What needs to be done => Do not copy the pictures; transcribe all other material exactly.

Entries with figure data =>
- - -
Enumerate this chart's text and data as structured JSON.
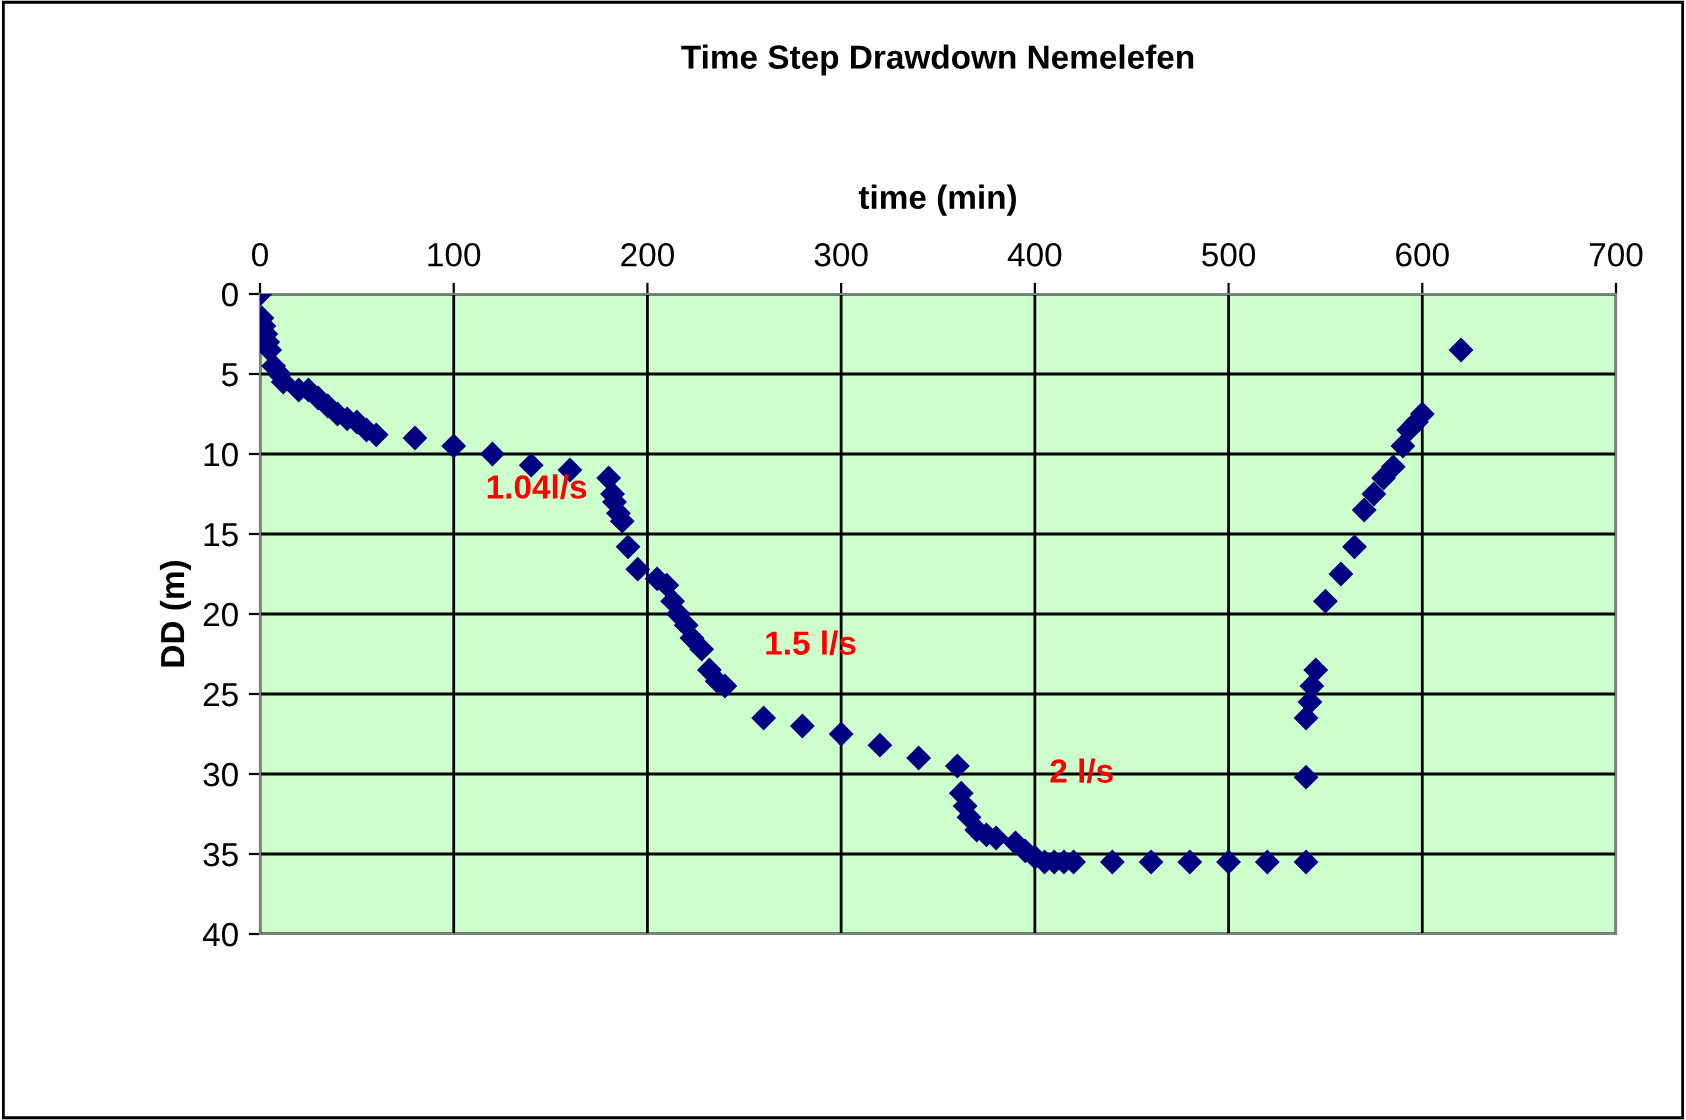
{
  "chart_data": {
    "type": "scatter",
    "title": "Time Step Drawdown Nemelefen",
    "xlabel": "time (min)",
    "ylabel": "DD (m)",
    "x": [
      0,
      1,
      2,
      3,
      4,
      5,
      7,
      10,
      12,
      20,
      25,
      30,
      35,
      40,
      45,
      50,
      55,
      60,
      80,
      100,
      120,
      140,
      160,
      180,
      182,
      183,
      185,
      187,
      190,
      195,
      205,
      210,
      213,
      216,
      220,
      223,
      228,
      232,
      236,
      240,
      260,
      280,
      300,
      320,
      340,
      360,
      362,
      364,
      366,
      370,
      375,
      380,
      390,
      395,
      400,
      405,
      410,
      415,
      420,
      440,
      460,
      480,
      500,
      520,
      540,
      540,
      540,
      542,
      543,
      545,
      550,
      558,
      565,
      570,
      575,
      580,
      585,
      590,
      593,
      597,
      600,
      620
    ],
    "series": [
      {
        "color": "#000080",
        "values": [
          0,
          1.5,
          2,
          2.5,
          3,
          3.5,
          4.5,
          5,
          5.5,
          6,
          6,
          6.5,
          7,
          7.5,
          7.8,
          8,
          8.5,
          8.8,
          9,
          9.5,
          10,
          10.7,
          11,
          11.5,
          12.5,
          13,
          13.7,
          14.2,
          15.8,
          17.2,
          17.8,
          18.2,
          19.2,
          20,
          20.7,
          21.5,
          22.2,
          23.5,
          24.2,
          24.5,
          26.5,
          27,
          27.5,
          28.2,
          29,
          29.5,
          31.2,
          32,
          32.7,
          33.5,
          33.8,
          34,
          34.3,
          34.8,
          35.2,
          35.5,
          35.5,
          35.5,
          35.5,
          35.5,
          35.5,
          35.5,
          35.5,
          35.5,
          35.5,
          30.2,
          26.5,
          25.5,
          24.5,
          23.5,
          19.2,
          17.5,
          15.8,
          13.5,
          12.5,
          11.5,
          10.8,
          9.5,
          8.5,
          8,
          7.5,
          3.5
        ]
      }
    ],
    "marker": "diamond",
    "xlim": [
      0,
      700
    ],
    "xticks": [
      0,
      100,
      200,
      300,
      400,
      500,
      600,
      700
    ],
    "ylim": [
      40,
      0
    ],
    "yticks": [
      0,
      5,
      10,
      15,
      20,
      25,
      30,
      35,
      40
    ],
    "grid": true,
    "annotations": [
      "1.04l/s",
      "1.5 l/s",
      "2 l/s"
    ]
  }
}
- - -
In response =>
Enumerate this chart's text and data as structured JSON.
{
  "chart_data": {
    "type": "scatter",
    "title": "Time Step Drawdown Nemelefen",
    "xlabel": "time (min)",
    "ylabel": "DD (m)",
    "x": [
      0,
      1,
      2,
      3,
      4,
      5,
      7,
      10,
      12,
      20,
      25,
      30,
      35,
      40,
      45,
      50,
      55,
      60,
      80,
      100,
      120,
      140,
      160,
      180,
      182,
      183,
      185,
      187,
      190,
      195,
      205,
      210,
      213,
      216,
      220,
      223,
      228,
      232,
      236,
      240,
      260,
      280,
      300,
      320,
      340,
      360,
      362,
      364,
      366,
      370,
      375,
      380,
      390,
      395,
      400,
      405,
      410,
      415,
      420,
      440,
      460,
      480,
      500,
      520,
      540,
      540,
      540,
      542,
      543,
      545,
      550,
      558,
      565,
      570,
      575,
      580,
      585,
      590,
      593,
      597,
      600,
      620
    ],
    "series": [
      {
        "color": "#000080",
        "values": [
          0,
          1.5,
          2,
          2.5,
          3,
          3.5,
          4.5,
          5,
          5.5,
          6,
          6,
          6.5,
          7,
          7.5,
          7.8,
          8,
          8.5,
          8.8,
          9,
          9.5,
          10,
          10.7,
          11,
          11.5,
          12.5,
          13,
          13.7,
          14.2,
          15.8,
          17.2,
          17.8,
          18.2,
          19.2,
          20,
          20.7,
          21.5,
          22.2,
          23.5,
          24.2,
          24.5,
          26.5,
          27,
          27.5,
          28.2,
          29,
          29.5,
          31.2,
          32,
          32.7,
          33.5,
          33.8,
          34,
          34.3,
          34.8,
          35.2,
          35.5,
          35.5,
          35.5,
          35.5,
          35.5,
          35.5,
          35.5,
          35.5,
          35.5,
          35.5,
          30.2,
          26.5,
          25.5,
          24.5,
          23.5,
          19.2,
          17.5,
          15.8,
          13.5,
          12.5,
          11.5,
          10.8,
          9.5,
          8.5,
          8,
          7.5,
          3.5
        ]
      }
    ],
    "marker": "diamond",
    "xlim": [
      0,
      700
    ],
    "xticks": [
      0,
      100,
      200,
      300,
      400,
      500,
      600,
      700
    ],
    "ylim": [
      40,
      0
    ],
    "yticks": [
      0,
      5,
      10,
      15,
      20,
      25,
      30,
      35,
      40
    ],
    "grid": true,
    "annotations": [
      "1.04l/s",
      "1.5 l/s",
      "2 l/s"
    ]
  }
}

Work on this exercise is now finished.